--- Цитируемый отрывок ---

У меня есть добрый знакомый, мой земляк, уехавший из родных мест лет двадцать тому назад. Как уехал он из родной деревни с мешком за плечами и связкой книг по физике, так больше в отчие края ни разу и не попал. Теперь он преуспевающий человек, правда, относительно большинства своих сограждан, не более того. Вечерами, отдыхая от трудов праведных, после второй или третьей рюмочки, очень он любит вспомнить родную деревню.
– Вот ведь красота где, – горячится он, будто с ним кто-то спорит, – Сама деревня на холме. Дома стоят вокруг старого пруда. Рядом церковь, сад старинный: Затем он вспоминает своих друзей, подруг, родственников, знакомых, говорит о том, как хорошо бы выбраться на землю предков, искупаться в пруду, походить по родным полям, надышаться чистым воздухом, сбросить с себя всю эту городскую пыль, суету и прочую мерзость.

--- Исходные строки ---

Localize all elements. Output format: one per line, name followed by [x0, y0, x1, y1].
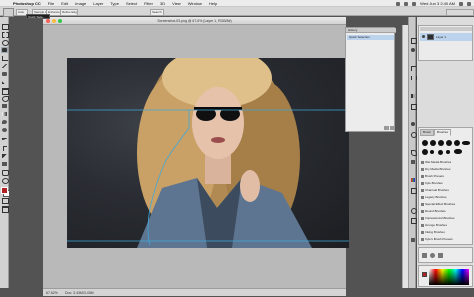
character-icon — [411, 66, 416, 71]
brush-set-item[interactable]: Dry Media Brushes — [421, 167, 474, 172]
brushes-panel: Brush Brushes Wet Media Brushes Dry Medi… — [418, 127, 473, 245]
folder-icon — [421, 181, 424, 185]
brush-set-item[interactable]: Special Effect Brushes — [421, 202, 474, 207]
color-fg-chip[interactable] — [422, 272, 427, 277]
channels-panel-button[interactable] — [410, 159, 416, 165]
history-panel: History Quick Selection — [345, 27, 396, 132]
folder-icon — [421, 167, 424, 171]
brush-settings-icon — [411, 122, 415, 126]
brush-preset[interactable] — [438, 140, 444, 146]
history-item[interactable]: Quick Selection — [347, 35, 394, 40]
brush-set-label: Charcoal Brushes — [425, 188, 449, 192]
brush-set-item[interactable]: Round Brushes — [421, 209, 474, 214]
layers-panel: Layer 1 — [418, 25, 473, 61]
brush-set-item[interactable]: Legacy Brushes — [421, 195, 474, 200]
layer-row[interactable]: Layer 1 — [420, 33, 472, 41]
layer-name[interactable]: Layer 1 — [436, 33, 446, 41]
layer-thumbnail — [427, 34, 434, 40]
swatches-panel-button[interactable] — [410, 177, 416, 183]
brush-preset[interactable] — [430, 150, 434, 154]
clone-source-button[interactable] — [410, 131, 417, 138]
levels-icon[interactable] — [430, 253, 435, 258]
brush-set-item[interactable]: Kyle Brushes — [421, 181, 474, 186]
status-bar: 67.62% Doc: 3.43M/3.43M — [43, 288, 346, 296]
tab-brush[interactable]: Brush — [420, 129, 434, 136]
adjustments-panel-button[interactable] — [410, 93, 416, 99]
adjustments-icon — [411, 94, 415, 98]
brightness-icon[interactable] — [422, 253, 427, 258]
navigator-panel-button[interactable] — [410, 217, 417, 224]
brush-settings-button[interactable] — [410, 121, 416, 127]
tool-presets-button[interactable] — [410, 237, 416, 243]
brush-preset[interactable] — [422, 149, 428, 155]
paragraph-panel-button[interactable] — [410, 75, 417, 81]
paths-panel-button[interactable] — [410, 149, 417, 156]
brush-preset[interactable] — [422, 140, 428, 146]
eye-icon[interactable] — [422, 35, 425, 38]
brush-preset[interactable] — [462, 141, 470, 145]
panel-icon-column — [408, 17, 417, 288]
tab-brushes[interactable]: Brushes — [434, 129, 452, 136]
history-delete-button[interactable] — [390, 126, 395, 130]
brush-set-item[interactable]: Impressionist Brushes — [421, 216, 474, 221]
styles-panel-button[interactable] — [410, 187, 417, 194]
brush-set-label: Round Brushes — [425, 209, 446, 213]
brush-set-item[interactable]: Kyle's Brush Presets — [421, 237, 474, 242]
layers-panel-header — [420, 27, 472, 31]
brush-set-label: Legacy Brushes — [425, 195, 447, 199]
brush-set-label: Impressionist Brushes — [425, 216, 455, 220]
right-panels: Layer 1 Brush Brushes Wet Media Brushes … — [417, 17, 474, 288]
folder-icon — [421, 237, 424, 241]
folder-icon — [421, 195, 424, 199]
actions-panel-button[interactable] — [410, 47, 416, 53]
history-snapshot-button[interactable] — [384, 126, 389, 130]
folder-icon — [421, 202, 424, 206]
info-panel-button[interactable] — [410, 207, 417, 214]
channels-icon — [411, 160, 415, 164]
history-tab[interactable]: History — [346, 28, 396, 33]
folder-icon — [421, 209, 424, 213]
brush-preset[interactable] — [446, 140, 452, 146]
tool-tooltip: Quick Sele... — [26, 14, 50, 19]
history-panel-button[interactable] — [410, 37, 417, 44]
brush-set-label: Kyle's Brush Presets — [425, 237, 453, 241]
brush-preset[interactable] — [446, 150, 450, 154]
play-icon — [411, 48, 415, 52]
folder-icon — [421, 174, 424, 178]
brush-set-label: Inking Brushes — [425, 230, 445, 234]
brush-set-label: Kyle Brushes — [425, 181, 443, 185]
folder-icon — [421, 160, 424, 164]
folder-icon — [421, 223, 424, 227]
brush-set-item[interactable]: Grunge Brushes — [421, 223, 474, 228]
brush-set-item[interactable]: Charcoal Brushes — [421, 188, 474, 193]
color-spectrum[interactable] — [429, 269, 469, 285]
brush-preset[interactable] — [438, 150, 443, 155]
brush-set-item[interactable]: Wet Media Brushes — [421, 160, 474, 165]
folder-icon — [421, 188, 424, 192]
folder-icon — [421, 230, 424, 234]
brush-set-label: Dry Media Brushes — [425, 167, 451, 171]
swatches-icon — [411, 178, 415, 182]
brush-set-item[interactable]: Inking Brushes — [421, 230, 474, 235]
brush-set-label: Grunge Brushes — [425, 223, 447, 227]
adjustments-panel — [418, 247, 473, 263]
curves-icon[interactable] — [438, 253, 443, 258]
brush-set-label: Wet Media Brushes — [425, 160, 452, 164]
brush-set-label: Special Effect Brushes — [425, 202, 456, 206]
brush-set-label: Brush Presets — [425, 174, 444, 178]
color-panel — [418, 265, 473, 287]
character-panel-button[interactable] — [410, 65, 416, 71]
properties-panel-button[interactable] — [410, 103, 417, 110]
brush-preset[interactable] — [454, 149, 462, 154]
brush-preset[interactable] — [430, 140, 436, 146]
selection-path — [147, 110, 190, 246]
folder-icon — [421, 216, 424, 220]
brush-set-item[interactable]: Brush Presets — [421, 174, 474, 179]
tool-presets-icon — [411, 238, 415, 242]
brush-preset[interactable] — [454, 140, 460, 146]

---

▶ Условие задания:
Ответьте, пожалуйста, по отрывку выше на три вопроса:
(a) Сколько лет назад знакомый уехал из родных мест?
(b) Что он взял с собой, уезжая из деревни?
(c) Вокруг чего стоят дома в его деревне?

▶ Ответ к заданию:
(a) Лет двадцать тому назад.
(b) Мешок за плечами и связку книг по физике.
(c) Вокруг старого пруда.